**WORK INSTRUCTIONS**: Your task is to print the material below exactly as presented.
-- Start of RECORDS SHOWN --
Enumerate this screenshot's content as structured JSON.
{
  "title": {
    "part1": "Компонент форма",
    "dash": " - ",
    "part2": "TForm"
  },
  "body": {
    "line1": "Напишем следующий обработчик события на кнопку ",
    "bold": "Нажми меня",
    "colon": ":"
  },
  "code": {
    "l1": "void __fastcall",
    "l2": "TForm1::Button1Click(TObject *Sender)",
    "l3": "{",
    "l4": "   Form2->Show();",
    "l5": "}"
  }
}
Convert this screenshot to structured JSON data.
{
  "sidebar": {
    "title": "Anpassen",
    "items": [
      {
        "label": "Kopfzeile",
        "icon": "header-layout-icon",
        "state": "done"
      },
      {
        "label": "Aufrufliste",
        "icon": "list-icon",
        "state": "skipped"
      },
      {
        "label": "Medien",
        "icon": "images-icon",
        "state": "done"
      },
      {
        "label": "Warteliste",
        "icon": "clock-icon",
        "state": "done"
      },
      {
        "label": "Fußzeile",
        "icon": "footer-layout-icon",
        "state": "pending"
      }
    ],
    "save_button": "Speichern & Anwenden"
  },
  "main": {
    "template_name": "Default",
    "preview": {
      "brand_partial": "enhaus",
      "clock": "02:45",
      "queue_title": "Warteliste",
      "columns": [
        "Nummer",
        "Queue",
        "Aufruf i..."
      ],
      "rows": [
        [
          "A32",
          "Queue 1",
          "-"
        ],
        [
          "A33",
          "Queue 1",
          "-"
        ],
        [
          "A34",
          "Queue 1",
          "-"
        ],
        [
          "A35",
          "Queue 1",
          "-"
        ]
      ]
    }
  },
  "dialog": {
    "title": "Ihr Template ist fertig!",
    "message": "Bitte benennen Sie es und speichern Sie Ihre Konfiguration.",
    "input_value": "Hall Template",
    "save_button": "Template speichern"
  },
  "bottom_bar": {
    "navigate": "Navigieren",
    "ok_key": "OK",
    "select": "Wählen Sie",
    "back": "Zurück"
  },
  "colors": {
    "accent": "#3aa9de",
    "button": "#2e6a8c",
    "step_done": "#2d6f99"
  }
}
-- End of RECORDS SHOWN --
**TASK RESULT**:
Enumerate this screenshot's content as structured JSON.
{
  "title": {
    "part1": "Компонент форма",
    "dash": " - ",
    "part2": "TForm"
  },
  "body": {
    "line1": "Напишем следующий обработчик события на кнопку ",
    "bold": "Нажми меня",
    "colon": ":"
  },
  "code": {
    "l1": "void __fastcall",
    "l2": "TForm1::Button1Click(TObject *Sender)",
    "l3": "{",
    "l4": "   Form2->Show();",
    "l5": "}"
  }
}
Convert this screenshot to structured JSON data.
{
  "sidebar": {
    "title": "Anpassen",
    "items": [
      {
        "label": "Kopfzeile",
        "icon": "header-layout-icon",
        "state": "done"
      },
      {
        "label": "Aufrufliste",
        "icon": "list-icon",
        "state": "skipped"
      },
      {
        "label": "Medien",
        "icon": "images-icon",
        "state": "done"
      },
      {
        "label": "Warteliste",
        "icon": "clock-icon",
        "state": "done"
      },
      {
        "label": "Fußzeile",
        "icon": "footer-layout-icon",
        "state": "pending"
      }
    ],
    "save_button": "Speichern & Anwenden"
  },
  "main": {
    "template_name": "Default",
    "preview": {
      "brand_partial": "enhaus",
      "clock": "02:45",
      "queue_title": "Warteliste",
      "columns": [
        "Nummer",
        "Queue",
        "Aufruf i..."
      ],
      "rows": [
        [
          "A32",
          "Queue 1",
          "-"
        ],
        [
          "A33",
          "Queue 1",
          "-"
        ],
        [
          "A34",
          "Queue 1",
          "-"
        ],
        [
          "A35",
          "Queue 1",
          "-"
        ]
      ]
    }
  },
  "dialog": {
    "title": "Ihr Template ist fertig!",
    "message": "Bitte benennen Sie es und speichern Sie Ihre Konfiguration.",
    "input_value": "Hall Template",
    "save_button": "Template speichern"
  },
  "bottom_bar": {
    "navigate": "Navigieren",
    "ok_key": "OK",
    "select": "Wählen Sie",
    "back": "Zurück"
  },
  "colors": {
    "accent": "#3aa9de",
    "button": "#2e6a8c",
    "step_done": "#2d6f99"
  }
}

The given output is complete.